**TUGAS ANDA**
Salin dari teks tentang ikan asin di Kendari semuanya mulai dari "Salah seorang pedagang" sampai "keluar Sulawesi Tenggara.", tanpa mengubah satu kata pun.

**TEKS YANG DITAMPILKAN**
TURGO.ID – Ikan asin merupakan produk makanan olahan yang banyak dijumpai di pasar tradisional Sulawesi Tenggara (Sultra). Pasar tradisional yang ada di Kota Kendari (ibu kota Sulawesi Tenggara) pun dapat dijumpai berbagai jenis ikan asin.
Meski angka kunjungan wisatawan di Sulawesi Tenggara (Sultra) mengalami penurunan akibat pandemi Covid-19, tetapi peminat ikan asin dari luar provinsi ini tak ikut lengang. Ia tetap laris dikonsumsi masyarakat Sultra ataupun sebagai oleh-oleh (buah tangan) untuk dibawa keluar. Ikan asin seperti punya pangsa pasarnya sendiri.
Salah satu tempat untuk mendapatkan ikan asin dalam Kota Kendari berada di Pasar Mandonga. Lokasi tepat Pasar Mandonga dapat diklik melalui maps, https://g.co/kgs/YKYGCr
Di pasar ini, berbagai jenis ikan laut yang diasinkan digelar. Jenis sunu, kakap, teri, maupun cumi didagangkan. Terasi berkualitas pun ada di pasar yang tepat berada di jalan utama Kota Kendari ini.
Salah seorang pedagang ikan asin di pasar ini mengungkapkan kalau para pembeli kerap membeli untuk dijadikan buah tangan (oleh-oleh) keluar Sulawesi Tenggara.

**DATA UNTUK DIPERIKSA**
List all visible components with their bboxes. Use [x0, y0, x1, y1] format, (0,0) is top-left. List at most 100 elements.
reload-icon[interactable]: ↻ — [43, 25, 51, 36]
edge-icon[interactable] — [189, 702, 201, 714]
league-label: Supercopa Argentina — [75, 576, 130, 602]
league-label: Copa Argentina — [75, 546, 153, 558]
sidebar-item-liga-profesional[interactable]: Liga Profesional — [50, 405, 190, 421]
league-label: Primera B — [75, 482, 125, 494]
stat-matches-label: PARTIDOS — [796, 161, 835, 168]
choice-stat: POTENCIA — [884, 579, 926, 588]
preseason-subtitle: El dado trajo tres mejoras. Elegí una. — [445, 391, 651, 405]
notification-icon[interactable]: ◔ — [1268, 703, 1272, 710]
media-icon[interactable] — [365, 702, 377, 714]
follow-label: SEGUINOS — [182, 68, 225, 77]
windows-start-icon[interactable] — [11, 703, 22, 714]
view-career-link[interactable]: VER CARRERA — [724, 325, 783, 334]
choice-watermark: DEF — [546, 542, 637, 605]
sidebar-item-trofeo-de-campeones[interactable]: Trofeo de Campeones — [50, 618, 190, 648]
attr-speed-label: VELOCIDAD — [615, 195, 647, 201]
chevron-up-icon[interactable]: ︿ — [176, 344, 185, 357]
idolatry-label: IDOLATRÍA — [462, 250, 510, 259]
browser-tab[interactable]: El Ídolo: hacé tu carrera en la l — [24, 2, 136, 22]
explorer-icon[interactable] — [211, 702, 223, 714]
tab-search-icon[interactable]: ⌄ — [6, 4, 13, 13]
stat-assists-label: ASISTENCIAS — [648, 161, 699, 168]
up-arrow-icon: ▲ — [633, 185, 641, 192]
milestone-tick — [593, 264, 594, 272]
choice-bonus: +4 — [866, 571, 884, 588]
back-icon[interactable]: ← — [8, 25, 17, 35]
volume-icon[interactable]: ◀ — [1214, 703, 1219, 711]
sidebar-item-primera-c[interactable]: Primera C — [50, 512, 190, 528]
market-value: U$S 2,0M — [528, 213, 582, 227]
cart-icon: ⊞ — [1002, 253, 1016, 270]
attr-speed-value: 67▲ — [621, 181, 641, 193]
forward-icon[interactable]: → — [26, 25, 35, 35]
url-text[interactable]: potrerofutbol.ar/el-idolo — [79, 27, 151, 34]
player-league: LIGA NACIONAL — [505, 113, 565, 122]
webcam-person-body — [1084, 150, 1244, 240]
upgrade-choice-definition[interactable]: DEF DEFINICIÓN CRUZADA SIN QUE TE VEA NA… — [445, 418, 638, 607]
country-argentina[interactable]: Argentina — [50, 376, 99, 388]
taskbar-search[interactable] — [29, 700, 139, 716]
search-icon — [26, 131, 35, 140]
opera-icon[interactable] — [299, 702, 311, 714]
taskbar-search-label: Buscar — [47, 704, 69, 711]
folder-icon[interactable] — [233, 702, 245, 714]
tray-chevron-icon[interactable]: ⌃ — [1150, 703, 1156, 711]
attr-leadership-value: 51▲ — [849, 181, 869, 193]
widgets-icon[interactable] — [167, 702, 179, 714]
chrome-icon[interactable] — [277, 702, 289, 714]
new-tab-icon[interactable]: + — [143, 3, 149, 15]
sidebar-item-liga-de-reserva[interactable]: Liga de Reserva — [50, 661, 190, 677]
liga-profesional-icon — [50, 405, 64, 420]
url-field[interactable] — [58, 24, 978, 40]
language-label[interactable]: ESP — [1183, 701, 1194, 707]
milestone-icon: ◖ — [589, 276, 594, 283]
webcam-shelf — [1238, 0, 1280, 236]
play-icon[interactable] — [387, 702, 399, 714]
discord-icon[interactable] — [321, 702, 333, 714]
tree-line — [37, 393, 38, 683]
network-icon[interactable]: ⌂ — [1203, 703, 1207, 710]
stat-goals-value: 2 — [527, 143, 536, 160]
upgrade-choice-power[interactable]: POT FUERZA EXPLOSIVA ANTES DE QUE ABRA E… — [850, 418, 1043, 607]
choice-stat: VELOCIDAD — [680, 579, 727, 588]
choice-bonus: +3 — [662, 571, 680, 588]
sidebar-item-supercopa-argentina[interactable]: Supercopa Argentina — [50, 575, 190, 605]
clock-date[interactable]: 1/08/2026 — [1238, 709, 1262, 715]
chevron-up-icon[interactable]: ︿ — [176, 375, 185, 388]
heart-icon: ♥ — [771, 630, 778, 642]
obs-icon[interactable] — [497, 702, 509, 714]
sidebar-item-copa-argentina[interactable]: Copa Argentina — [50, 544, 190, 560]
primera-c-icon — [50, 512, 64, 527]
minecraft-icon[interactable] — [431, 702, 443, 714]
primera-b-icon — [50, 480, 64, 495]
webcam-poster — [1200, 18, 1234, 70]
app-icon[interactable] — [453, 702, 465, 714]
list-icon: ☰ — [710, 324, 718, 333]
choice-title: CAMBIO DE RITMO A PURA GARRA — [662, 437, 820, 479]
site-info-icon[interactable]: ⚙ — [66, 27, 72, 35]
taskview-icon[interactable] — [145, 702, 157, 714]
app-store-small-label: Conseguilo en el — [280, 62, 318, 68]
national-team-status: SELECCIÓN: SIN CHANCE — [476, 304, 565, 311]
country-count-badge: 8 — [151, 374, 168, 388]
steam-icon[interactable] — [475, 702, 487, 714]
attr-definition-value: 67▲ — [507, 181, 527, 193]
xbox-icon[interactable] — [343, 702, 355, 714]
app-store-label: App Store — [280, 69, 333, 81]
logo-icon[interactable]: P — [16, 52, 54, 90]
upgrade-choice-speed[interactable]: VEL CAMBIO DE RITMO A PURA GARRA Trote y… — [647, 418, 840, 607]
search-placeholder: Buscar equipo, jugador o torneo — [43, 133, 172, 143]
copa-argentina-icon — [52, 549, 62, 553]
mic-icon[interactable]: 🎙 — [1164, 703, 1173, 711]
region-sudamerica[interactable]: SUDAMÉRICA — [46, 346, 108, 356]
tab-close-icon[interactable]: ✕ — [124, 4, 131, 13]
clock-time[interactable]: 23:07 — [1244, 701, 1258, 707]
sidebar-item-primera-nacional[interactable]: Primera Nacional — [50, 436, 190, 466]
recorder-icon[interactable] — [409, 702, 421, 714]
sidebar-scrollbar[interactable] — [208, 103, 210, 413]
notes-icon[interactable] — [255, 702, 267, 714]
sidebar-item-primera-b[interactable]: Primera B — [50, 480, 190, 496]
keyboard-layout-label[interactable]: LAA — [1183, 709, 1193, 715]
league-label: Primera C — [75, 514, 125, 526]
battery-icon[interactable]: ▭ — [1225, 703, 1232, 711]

**JAWABAN TUGAS**
Salah seorang pedagang ikan asin di pasar ini mengungkapkan kalau para pembeli kerap membeli untuk dijadikan buah tangan (oleh-oleh) keluar Sulawesi Tenggara.